Transcribe the full listing exactly, and drop every picture.

═══ Excerpted data

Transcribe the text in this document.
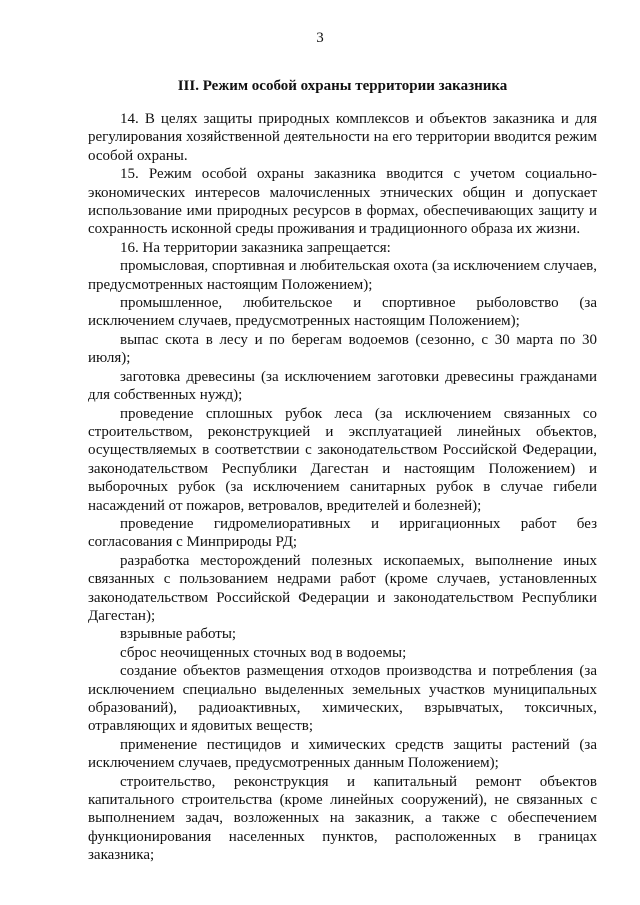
3
III. Режим особой охраны территории заказника

14. В целях защиты природных комплексов и объектов заказника и для регулирования хозяйственной деятельности на его территории вводится режим особой охраны.

15. Режим особой охраны заказника вводится с учетом социально-экономических интересов малочисленных этнических общин и допускает использование ими природных ресурсов в формах, обеспечивающих защиту и сохранность исконной среды проживания и традиционного образа их жизни.

16. На территории заказника запрещается:

промысловая, спортивная и любительская охота (за исключением случаев, предусмотренных настоящим Положением);

промышленное, любительское и спортивное рыболовство (за исключением случаев, предусмотренных настоящим Положением);

выпас скота в лесу и по берегам водоемов (сезонно, с 30 марта по 30 июля);

заготовка древесины (за исключением заготовки древесины гражданами для собственных нужд);

проведение сплошных рубок леса (за исключением связанных со строительством, реконструкцией и эксплуатацией линейных объектов, осуществляемых в соответствии с законодательством Российской Федерации, законодательством Республики Дагестан и настоящим Положением) и выборочных рубок (за исключением санитарных рубок в случае гибели насаждений от пожаров, ветровалов, вредителей и болезней);

проведение гидромелиоративных и ирригационных работ без согласования с Минприроды РД;

разработка месторождений полезных ископаемых, выполнение иных связанных с пользованием недрами работ (кроме случаев, установленных законодательством Российской Федерации и законодательством Республики Дагестан);

взрывные работы;

сброс неочищенных сточных вод в водоемы;

создание объектов размещения отходов производства и потребления (за исключением специально выделенных земельных участков муниципальных образований), радиоактивных, химических, взрывчатых, токсичных, отравляющих и ядовитых веществ;

применение пестицидов и химических средств защиты растений (за исключением случаев, предусмотренных данным Положением);

строительство, реконструкция и капитальный ремонт объектов капитального строительства (кроме линейных сооружений), не связанных с выполнением задач, возложенных на заказник, а также с обеспечением функционирования населенных пунктов, расположенных в границах заказника;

══════

## Task response
Transcribe the text in this document.
3
III. Режим особой охраны территории заказника

14. В целях защиты природных комплексов и объектов заказника и для регулирования хозяйственной деятельности на его территории вводится режим особой охраны.

15. Режим особой охраны заказника вводится с учетом социально-экономических интересов малочисленных этнических общин и допускает использование ими природных ресурсов в формах, обеспечивающих защиту и сохранность исконной среды проживания и традиционного образа их жизни.

16. На территории заказника запрещается:

промысловая, спортивная и любительская охота (за исключением случаев, предусмотренных настоящим Положением);

промышленное, любительское и спортивное рыболовство (за исключением случаев, предусмотренных настоящим Положением);

выпас скота в лесу и по берегам водоемов (сезонно, с 30 марта по 30 июля);

заготовка древесины (за исключением заготовки древесины гражданами для собственных нужд);

проведение сплошных рубок леса (за исключением связанных со строительством, реконструкцией и эксплуатацией линейных объектов, осуществляемых в соответствии с законодательством Российской Федерации, законодательством Республики Дагестан и настоящим Положением) и выборочных рубок (за исключением санитарных рубок в случае гибели насаждений от пожаров, ветровалов, вредителей и болезней);

проведение гидромелиоративных и ирригационных работ без согласования с Минприроды РД;

разработка месторождений полезных ископаемых, выполнение иных связанных с пользованием недрами работ (кроме случаев, установленных законодательством Российской Федерации и законодательством Республики Дагестан);

взрывные работы;

сброс неочищенных сточных вод в водоемы;

создание объектов размещения отходов производства и потребления (за исключением специально выделенных земельных участков муниципальных образований), радиоактивных, химических, взрывчатых, токсичных, отравляющих и ядовитых веществ;

применение пестицидов и химических средств защиты растений (за исключением случаев, предусмотренных данным Положением);

строительство, реконструкция и капитальный ремонт объектов капитального строительства (кроме линейных сооружений), не связанных с выполнением задач, возложенных на заказник, а также с обеспечением функционирования населенных пунктов, расположенных в границах заказника;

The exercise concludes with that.